(Recorded data)
+ + +
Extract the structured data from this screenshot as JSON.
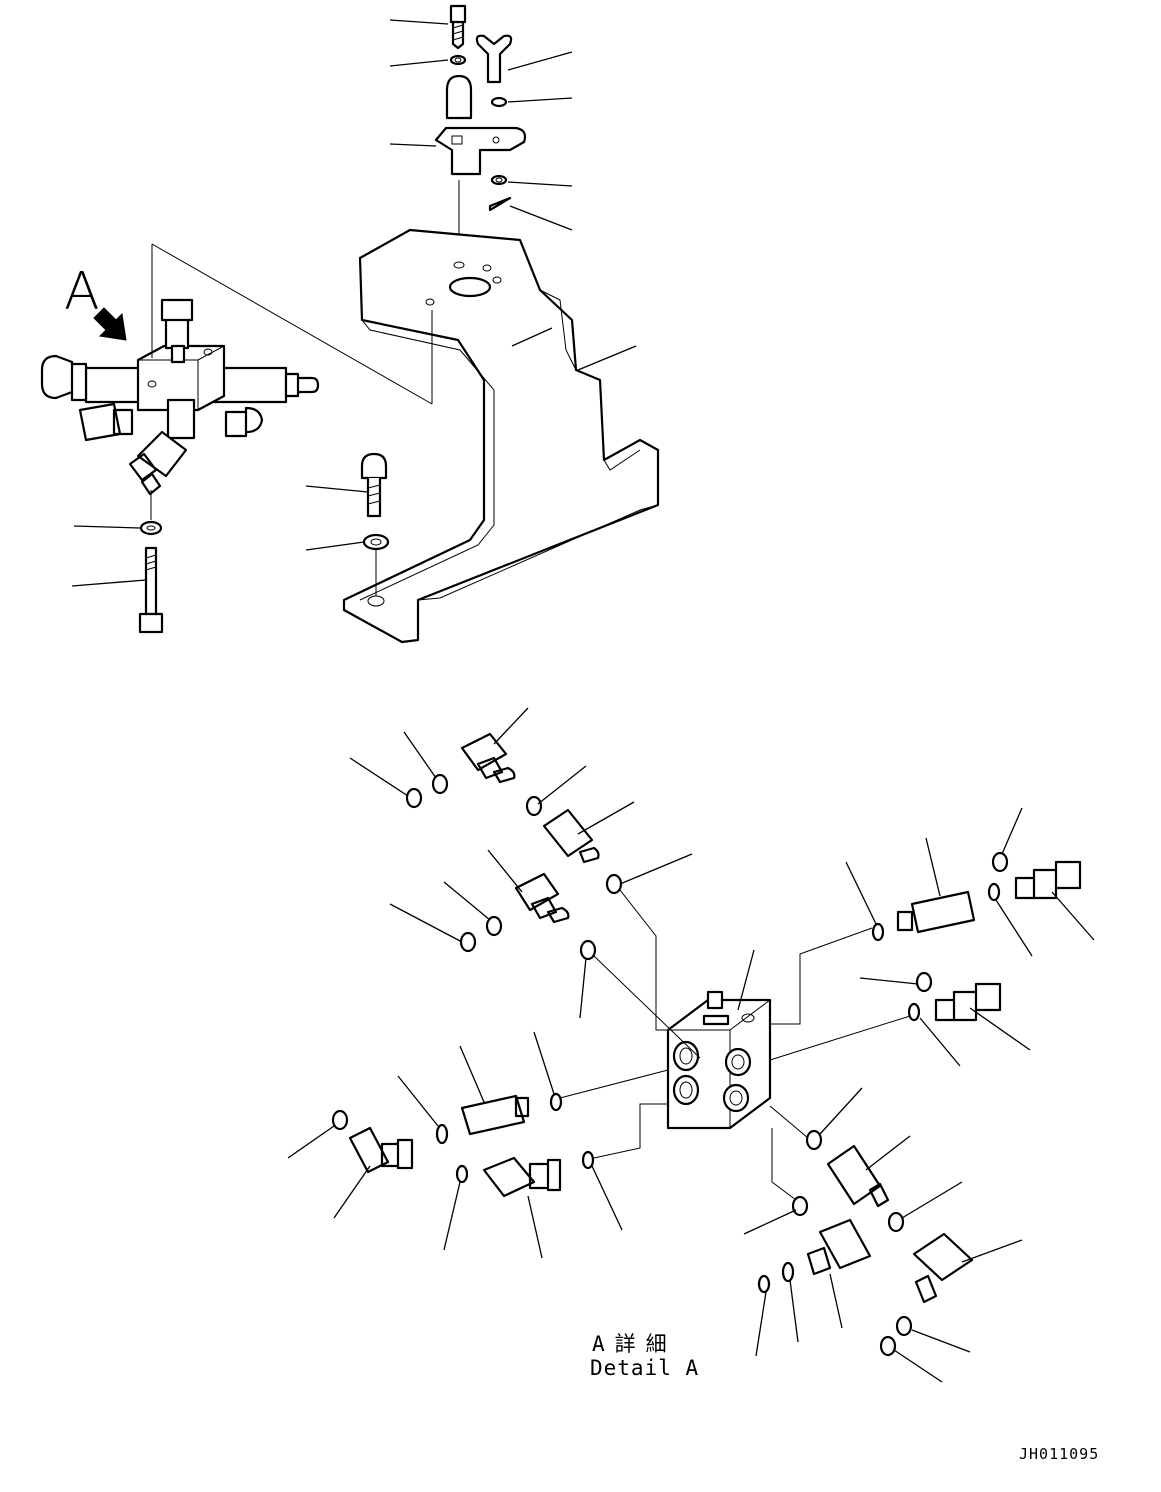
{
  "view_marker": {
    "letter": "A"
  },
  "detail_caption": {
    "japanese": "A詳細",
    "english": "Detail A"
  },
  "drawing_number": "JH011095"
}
+ + +
• Task to complete
Please write out all the data again word for word, but not the pictures.

• Answer below
Extract the structured data from this screenshot as JSON.
{
  "view_marker": {
    "letter": "A"
  },
  "detail_caption": {
    "japanese": "A詳細",
    "english": "Detail A"
  },
  "drawing_number": "JH011095"
}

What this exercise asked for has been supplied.